◆ DOCUMENT SECTION:

↓↓↓

48% of Twitter users are on Eastern Standard Time, they are most likely to retweet on Wednesdays, around 5pm. Links on Twitter tend to get clicked on the most within the first hour of them being posted.
So if you want to share something on Twitter, tweet it on Wednesday at 5pm EST.
And if you want to share something on Facebook and get the most amount of likes, don’t post more than once every 2 days. Also to get the most likes, post on Saturday at noon EST.
Mistake #2: All social buttons are the same
On Quick Sprout I tested the placement of social media buttons at the top and bottom of my blog posts. Surprisingly, people have a tendency to share posts before they read them as the social media buttons at the top of the post got 117% more clicks than the ones at the bottom.
In addition to that, I tried using scrolling social buttons such as the Sharebar, which got 226% more clicks than the social media buttons at the top of the post.
When I tested the combination of the scrolling social buttons with social buttons at the top, it underperformed by 29% compared to scrolling buttons in combination with buttons at the bottom.
If you want to get the most social shares, consider placing social media buttons at the bottom of your blog post in combination with scrolling social buttons like the Sharebar.
Mistake #3: Shares matter, not traffic
Most bloggers and content marketers focus on how many likes their content gets on Facebook or tweets they get on Twitter. In theory, if you have more shares, you should get more traffic, but that isn’t always the case. If no one clicks through from Facebook or Twitter to your website, you won’t get any visitors.
Instead of just focusing on the pure number of social shares, you should also be looking at traffic. A good way to boost your traffic from these social sites is to analyze your click through rate.
According to this blog post by Dan Zarrella, the optimum place to leave a link on Twitter is right at the 25% mark. So not at the beginning, end or even middle… make sure you add it right on the 25% mark if you want to boost your Twitter traffic.
Mistake #4: People read content during the same peak times they share it
There is a huge timing difference between when people prefer to read content versus sharing it. Based on mistake number 1, you know people prefer Wednesday for Twitter and Saturday for Facebook.
People prefer to read blogs on Monday at 11am EST. They prefer commenting on blogs at 9am EST on Saturday.
If you are also targeting a female audience for your blog, never post during the evening or night; women prefer to read blog posts before noon EST.
Mistake #5: Focusing on all social channels
I talked about placement of social media buttons earlier, but I didn’t talk about the number of social sites you should promote. On Quick Sprout I tested placing buttons for 3, 4 and 5 different social media sites. No matter how many social media buttons I used, less than 9% of people clicked on more than one social button.

↑↑↑

◆ REQUIREMENT A: Render the records as a numbered list, leaving out any blank lines, covering only the part that runs from the start of the records through the line containing "y2-tick-label: $2,000,000 xyxy=(1013,527,1079,543)".

◆ Spatial layout data:
↓↓↓

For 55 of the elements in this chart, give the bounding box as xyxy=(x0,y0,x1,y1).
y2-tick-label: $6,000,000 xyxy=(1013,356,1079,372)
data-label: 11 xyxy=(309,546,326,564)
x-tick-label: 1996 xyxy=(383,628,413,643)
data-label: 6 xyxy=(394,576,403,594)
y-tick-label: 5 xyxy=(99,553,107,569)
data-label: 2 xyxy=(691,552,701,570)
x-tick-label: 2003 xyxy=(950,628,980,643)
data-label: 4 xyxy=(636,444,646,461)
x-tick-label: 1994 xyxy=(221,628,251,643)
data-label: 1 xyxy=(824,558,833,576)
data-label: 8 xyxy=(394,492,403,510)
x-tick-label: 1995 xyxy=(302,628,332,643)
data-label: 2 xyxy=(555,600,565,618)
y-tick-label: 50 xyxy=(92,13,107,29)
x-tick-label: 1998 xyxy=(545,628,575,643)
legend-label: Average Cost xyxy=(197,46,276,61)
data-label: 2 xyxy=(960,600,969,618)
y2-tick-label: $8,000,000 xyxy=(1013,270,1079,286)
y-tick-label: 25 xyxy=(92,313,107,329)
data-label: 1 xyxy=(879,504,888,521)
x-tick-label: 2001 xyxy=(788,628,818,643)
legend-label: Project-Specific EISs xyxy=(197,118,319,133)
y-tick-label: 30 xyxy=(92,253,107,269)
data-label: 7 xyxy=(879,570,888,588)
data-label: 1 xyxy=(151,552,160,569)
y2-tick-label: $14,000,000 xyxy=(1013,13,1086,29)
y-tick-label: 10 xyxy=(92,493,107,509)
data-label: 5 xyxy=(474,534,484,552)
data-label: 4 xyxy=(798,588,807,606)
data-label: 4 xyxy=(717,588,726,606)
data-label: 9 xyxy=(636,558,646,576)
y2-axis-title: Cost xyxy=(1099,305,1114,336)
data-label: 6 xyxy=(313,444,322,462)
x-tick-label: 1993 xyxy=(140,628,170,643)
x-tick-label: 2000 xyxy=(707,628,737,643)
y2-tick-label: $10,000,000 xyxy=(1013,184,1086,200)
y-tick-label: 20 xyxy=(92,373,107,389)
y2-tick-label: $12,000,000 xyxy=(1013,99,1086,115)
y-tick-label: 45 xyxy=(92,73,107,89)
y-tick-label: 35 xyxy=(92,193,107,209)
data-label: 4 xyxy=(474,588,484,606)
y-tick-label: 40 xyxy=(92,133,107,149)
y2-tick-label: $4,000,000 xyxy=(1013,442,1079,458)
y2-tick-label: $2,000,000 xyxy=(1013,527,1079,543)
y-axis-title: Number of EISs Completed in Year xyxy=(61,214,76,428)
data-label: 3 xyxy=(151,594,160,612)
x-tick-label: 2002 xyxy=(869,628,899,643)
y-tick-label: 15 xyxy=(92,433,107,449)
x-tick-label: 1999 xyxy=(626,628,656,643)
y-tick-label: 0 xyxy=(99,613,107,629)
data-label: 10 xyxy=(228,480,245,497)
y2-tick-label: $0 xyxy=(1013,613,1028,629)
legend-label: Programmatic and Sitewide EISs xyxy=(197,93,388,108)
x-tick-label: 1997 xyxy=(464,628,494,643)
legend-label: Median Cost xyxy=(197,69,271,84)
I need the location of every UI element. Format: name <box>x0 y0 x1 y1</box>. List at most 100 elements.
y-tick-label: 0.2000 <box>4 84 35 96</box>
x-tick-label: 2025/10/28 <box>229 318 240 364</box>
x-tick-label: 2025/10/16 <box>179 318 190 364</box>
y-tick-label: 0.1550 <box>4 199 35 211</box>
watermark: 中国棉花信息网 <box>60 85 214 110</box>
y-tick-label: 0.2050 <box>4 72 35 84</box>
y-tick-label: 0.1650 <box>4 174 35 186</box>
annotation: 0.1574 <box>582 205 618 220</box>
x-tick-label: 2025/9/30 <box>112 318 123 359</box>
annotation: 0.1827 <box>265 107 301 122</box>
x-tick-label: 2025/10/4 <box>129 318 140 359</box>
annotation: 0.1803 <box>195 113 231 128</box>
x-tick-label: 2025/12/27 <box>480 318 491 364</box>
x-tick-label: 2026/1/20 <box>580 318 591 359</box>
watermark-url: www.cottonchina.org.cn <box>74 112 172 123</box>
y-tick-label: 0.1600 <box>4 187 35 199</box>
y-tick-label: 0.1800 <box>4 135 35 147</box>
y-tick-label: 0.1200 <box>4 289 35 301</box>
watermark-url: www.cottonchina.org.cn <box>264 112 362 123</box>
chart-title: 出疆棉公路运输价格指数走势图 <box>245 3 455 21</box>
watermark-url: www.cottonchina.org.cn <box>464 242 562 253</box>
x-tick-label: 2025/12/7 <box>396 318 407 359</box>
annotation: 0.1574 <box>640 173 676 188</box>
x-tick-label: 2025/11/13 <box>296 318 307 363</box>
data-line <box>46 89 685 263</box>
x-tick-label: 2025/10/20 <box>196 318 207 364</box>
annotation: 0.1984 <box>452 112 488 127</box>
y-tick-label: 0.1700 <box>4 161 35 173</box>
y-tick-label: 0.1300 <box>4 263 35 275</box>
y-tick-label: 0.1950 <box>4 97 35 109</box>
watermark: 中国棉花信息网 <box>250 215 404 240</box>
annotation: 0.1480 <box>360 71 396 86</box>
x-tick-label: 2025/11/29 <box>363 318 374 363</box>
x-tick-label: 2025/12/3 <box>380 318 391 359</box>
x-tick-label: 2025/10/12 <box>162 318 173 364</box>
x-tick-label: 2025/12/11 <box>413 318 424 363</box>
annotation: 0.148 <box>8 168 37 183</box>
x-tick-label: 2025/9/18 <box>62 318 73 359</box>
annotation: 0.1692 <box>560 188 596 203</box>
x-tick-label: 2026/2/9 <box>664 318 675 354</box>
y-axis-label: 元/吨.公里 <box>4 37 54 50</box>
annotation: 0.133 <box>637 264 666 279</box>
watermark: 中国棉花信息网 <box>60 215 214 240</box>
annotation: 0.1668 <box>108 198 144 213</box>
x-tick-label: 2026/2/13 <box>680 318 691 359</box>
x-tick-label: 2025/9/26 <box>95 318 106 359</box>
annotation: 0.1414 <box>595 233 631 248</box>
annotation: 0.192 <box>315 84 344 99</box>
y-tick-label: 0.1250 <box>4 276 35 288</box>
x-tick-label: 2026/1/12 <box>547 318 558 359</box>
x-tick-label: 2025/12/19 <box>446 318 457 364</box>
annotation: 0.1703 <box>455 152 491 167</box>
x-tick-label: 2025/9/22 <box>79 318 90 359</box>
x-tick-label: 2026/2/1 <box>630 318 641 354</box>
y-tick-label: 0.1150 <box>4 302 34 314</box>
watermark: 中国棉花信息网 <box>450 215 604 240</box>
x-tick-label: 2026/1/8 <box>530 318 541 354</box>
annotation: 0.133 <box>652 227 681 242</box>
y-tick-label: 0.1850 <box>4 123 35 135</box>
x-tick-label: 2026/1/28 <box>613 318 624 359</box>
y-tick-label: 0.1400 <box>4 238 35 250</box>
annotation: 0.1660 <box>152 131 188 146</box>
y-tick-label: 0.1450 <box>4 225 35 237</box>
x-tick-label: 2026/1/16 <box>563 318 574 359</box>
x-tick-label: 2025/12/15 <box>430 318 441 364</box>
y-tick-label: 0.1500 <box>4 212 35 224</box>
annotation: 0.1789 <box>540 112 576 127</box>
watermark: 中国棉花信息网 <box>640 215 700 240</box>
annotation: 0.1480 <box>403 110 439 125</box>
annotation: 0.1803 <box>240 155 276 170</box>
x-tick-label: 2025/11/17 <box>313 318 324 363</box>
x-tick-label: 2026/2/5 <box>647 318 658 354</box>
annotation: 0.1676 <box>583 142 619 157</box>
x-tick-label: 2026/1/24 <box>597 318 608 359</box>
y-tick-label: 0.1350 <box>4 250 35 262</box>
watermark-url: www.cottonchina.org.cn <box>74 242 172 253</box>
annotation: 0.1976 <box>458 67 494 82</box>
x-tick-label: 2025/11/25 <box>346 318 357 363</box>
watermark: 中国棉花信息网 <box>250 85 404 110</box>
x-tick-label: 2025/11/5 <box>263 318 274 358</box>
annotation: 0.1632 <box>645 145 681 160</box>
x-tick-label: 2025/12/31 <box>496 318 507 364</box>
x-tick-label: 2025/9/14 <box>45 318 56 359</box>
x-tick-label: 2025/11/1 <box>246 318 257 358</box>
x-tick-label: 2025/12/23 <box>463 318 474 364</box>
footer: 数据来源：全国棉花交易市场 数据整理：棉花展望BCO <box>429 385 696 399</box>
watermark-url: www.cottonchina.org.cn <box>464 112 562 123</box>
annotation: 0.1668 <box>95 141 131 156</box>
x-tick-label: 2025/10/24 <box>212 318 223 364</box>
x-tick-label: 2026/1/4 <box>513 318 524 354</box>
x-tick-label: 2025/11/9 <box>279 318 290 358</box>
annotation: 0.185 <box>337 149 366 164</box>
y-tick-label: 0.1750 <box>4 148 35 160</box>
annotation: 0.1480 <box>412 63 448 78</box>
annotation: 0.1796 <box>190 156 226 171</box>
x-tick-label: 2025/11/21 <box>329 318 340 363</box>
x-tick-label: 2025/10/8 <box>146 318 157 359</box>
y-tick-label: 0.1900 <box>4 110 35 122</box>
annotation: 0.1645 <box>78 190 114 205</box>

↑↑↑

◆ REQUIREMENT B: Write out the part of the text on social sharing mistakes that opens with the words containing "According to this" and closes with "before noon EST.", copying it word for word.

◆ FULL SOLUTION A:
1. For 55 of the elements in this chart, give the bounding box as xyxy=(x0,y0,x1,y1).
2. y2-tick-label: $6,000,000 xyxy=(1013,356,1079,372)
3. data-label: 11 xyxy=(309,546,326,564)
4. x-tick-label: 1996 xyxy=(383,628,413,643)
5. data-label: 6 xyxy=(394,576,403,594)
6. y-tick-label: 5 xyxy=(99,553,107,569)
7. data-label: 2 xyxy=(691,552,701,570)
8. x-tick-label: 2003 xyxy=(950,628,980,643)
9. data-label: 4 xyxy=(636,444,646,461)
10. x-tick-label: 1994 xyxy=(221,628,251,643)
11. data-label: 1 xyxy=(824,558,833,576)
12. data-label: 8 xyxy=(394,492,403,510)
13. x-tick-label: 1995 xyxy=(302,628,332,643)
14. data-label: 2 xyxy=(555,600,565,618)
15. y-tick-label: 50 xyxy=(92,13,107,29)
16. x-tick-label: 1998 xyxy=(545,628,575,643)
17. legend-label: Average Cost xyxy=(197,46,276,61)
18. data-label: 2 xyxy=(960,600,969,618)
19. y2-tick-label: $8,000,000 xyxy=(1013,270,1079,286)
20. y-tick-label: 25 xyxy=(92,313,107,329)
21. data-label: 1 xyxy=(879,504,888,521)
22. x-tick-label: 2001 xyxy=(788,628,818,643)
23. legend-label: Project-Specific EISs xyxy=(197,118,319,133)
24. y-tick-label: 30 xyxy=(92,253,107,269)
25. data-label: 7 xyxy=(879,570,888,588)
26. data-label: 1 xyxy=(151,552,160,569)
27. y2-tick-label: $14,000,000 xyxy=(1013,13,1086,29)
28. y-tick-label: 10 xyxy=(92,493,107,509)
29. data-label: 5 xyxy=(474,534,484,552)
30. data-label: 4 xyxy=(798,588,807,606)
31. data-label: 4 xyxy=(717,588,726,606)
32. data-label: 9 xyxy=(636,558,646,576)
33. y2-axis-title: Cost xyxy=(1099,305,1114,336)
34. data-label: 6 xyxy=(313,444,322,462)
35. x-tick-label: 1993 xyxy=(140,628,170,643)
36. x-tick-label: 2000 xyxy=(707,628,737,643)
37. y2-tick-label: $10,000,000 xyxy=(1013,184,1086,200)
38. y-tick-label: 20 xyxy=(92,373,107,389)
39. y2-tick-label: $12,000,000 xyxy=(1013,99,1086,115)
40. y-tick-label: 45 xyxy=(92,73,107,89)
41. y-tick-label: 35 xyxy=(92,193,107,209)
42. data-label: 4 xyxy=(474,588,484,606)
43. y-tick-label: 40 xyxy=(92,133,107,149)
44. y2-tick-label: $4,000,000 xyxy=(1013,442,1079,458)
45. y2-tick-label: $2,000,000 xyxy=(1013,527,1079,543)

◆ FULL SOLUTION B:
According to this blog post by Dan Zarrella, the optimum place to leave a link on Twitter is right at the 25% mark. So not at the beginning, end or even middle… make sure you add it right on the 25% mark if you want to boost your Twitter traffic.
Mistake #4: People read content during the same peak times they share it
There is a huge timing difference between when people prefer to read content versus sharing it. Based on mistake number 1, you know people prefer Wednesday for Twitter and Saturday for Facebook.
People prefer to read blogs on Monday at 11am EST. They prefer commenting on blogs at 9am EST on Saturday.
If you are also targeting a female audience for your blog, never post during the evening or night; women prefer to read blog posts before noon EST.